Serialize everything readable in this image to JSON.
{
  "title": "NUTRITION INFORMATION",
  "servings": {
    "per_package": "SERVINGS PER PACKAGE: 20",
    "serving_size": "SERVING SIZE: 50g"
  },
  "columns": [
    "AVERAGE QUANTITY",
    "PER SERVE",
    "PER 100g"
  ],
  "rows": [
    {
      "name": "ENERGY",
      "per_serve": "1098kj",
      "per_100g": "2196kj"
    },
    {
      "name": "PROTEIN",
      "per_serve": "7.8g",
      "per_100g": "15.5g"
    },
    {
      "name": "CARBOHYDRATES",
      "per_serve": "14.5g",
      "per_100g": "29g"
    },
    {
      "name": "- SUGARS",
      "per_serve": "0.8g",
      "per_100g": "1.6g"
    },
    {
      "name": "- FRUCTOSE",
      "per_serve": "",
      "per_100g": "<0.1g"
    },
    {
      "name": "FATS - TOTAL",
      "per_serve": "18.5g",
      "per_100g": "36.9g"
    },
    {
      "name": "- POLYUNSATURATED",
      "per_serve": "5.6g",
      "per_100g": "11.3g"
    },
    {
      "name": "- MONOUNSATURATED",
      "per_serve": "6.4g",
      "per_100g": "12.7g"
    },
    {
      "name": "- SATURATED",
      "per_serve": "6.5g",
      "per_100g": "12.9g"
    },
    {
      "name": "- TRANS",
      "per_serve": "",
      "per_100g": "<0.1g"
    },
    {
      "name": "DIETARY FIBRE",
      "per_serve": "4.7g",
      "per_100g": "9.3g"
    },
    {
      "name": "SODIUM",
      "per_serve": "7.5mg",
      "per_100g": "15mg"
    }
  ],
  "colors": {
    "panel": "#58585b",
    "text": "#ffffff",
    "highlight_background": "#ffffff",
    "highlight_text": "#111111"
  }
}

+---+

### YOUR OBJECTIVE:
Reproduce every record exactly, line by line.

### TASK RESPONSE:
Serialize everything readable in this image to JSON.
{
  "title": "NUTRITION INFORMATION",
  "servings": {
    "per_package": "SERVINGS PER PACKAGE: 20",
    "serving_size": "SERVING SIZE: 50g"
  },
  "columns": [
    "AVERAGE QUANTITY",
    "PER SERVE",
    "PER 100g"
  ],
  "rows": [
    {
      "name": "ENERGY",
      "per_serve": "1098kj",
      "per_100g": "2196kj"
    },
    {
      "name": "PROTEIN",
      "per_serve": "7.8g",
      "per_100g": "15.5g"
    },
    {
      "name": "CARBOHYDRATES",
      "per_serve": "14.5g",
      "per_100g": "29g"
    },
    {
      "name": "- SUGARS",
      "per_serve": "0.8g",
      "per_100g": "1.6g"
    },
    {
      "name": "- FRUCTOSE",
      "per_serve": "",
      "per_100g": "<0.1g"
    },
    {
      "name": "FATS - TOTAL",
      "per_serve": "18.5g",
      "per_100g": "36.9g"
    },
    {
      "name": "- POLYUNSATURATED",
      "per_serve": "5.6g",
      "per_100g": "11.3g"
    },
    {
      "name": "- MONOUNSATURATED",
      "per_serve": "6.4g",
      "per_100g": "12.7g"
    },
    {
      "name": "- SATURATED",
      "per_serve": "6.5g",
      "per_100g": "12.9g"
    },
    {
      "name": "- TRANS",
      "per_serve": "",
      "per_100g": "<0.1g"
    },
    {
      "name": "DIETARY FIBRE",
      "per_serve": "4.7g",
      "per_100g": "9.3g"
    },
    {
      "name": "SODIUM",
      "per_serve": "7.5mg",
      "per_100g": "15mg"
    }
  ],
  "colors": {
    "panel": "#58585b",
    "text": "#ffffff",
    "highlight_background": "#ffffff",
    "highlight_text": "#111111"
  }
}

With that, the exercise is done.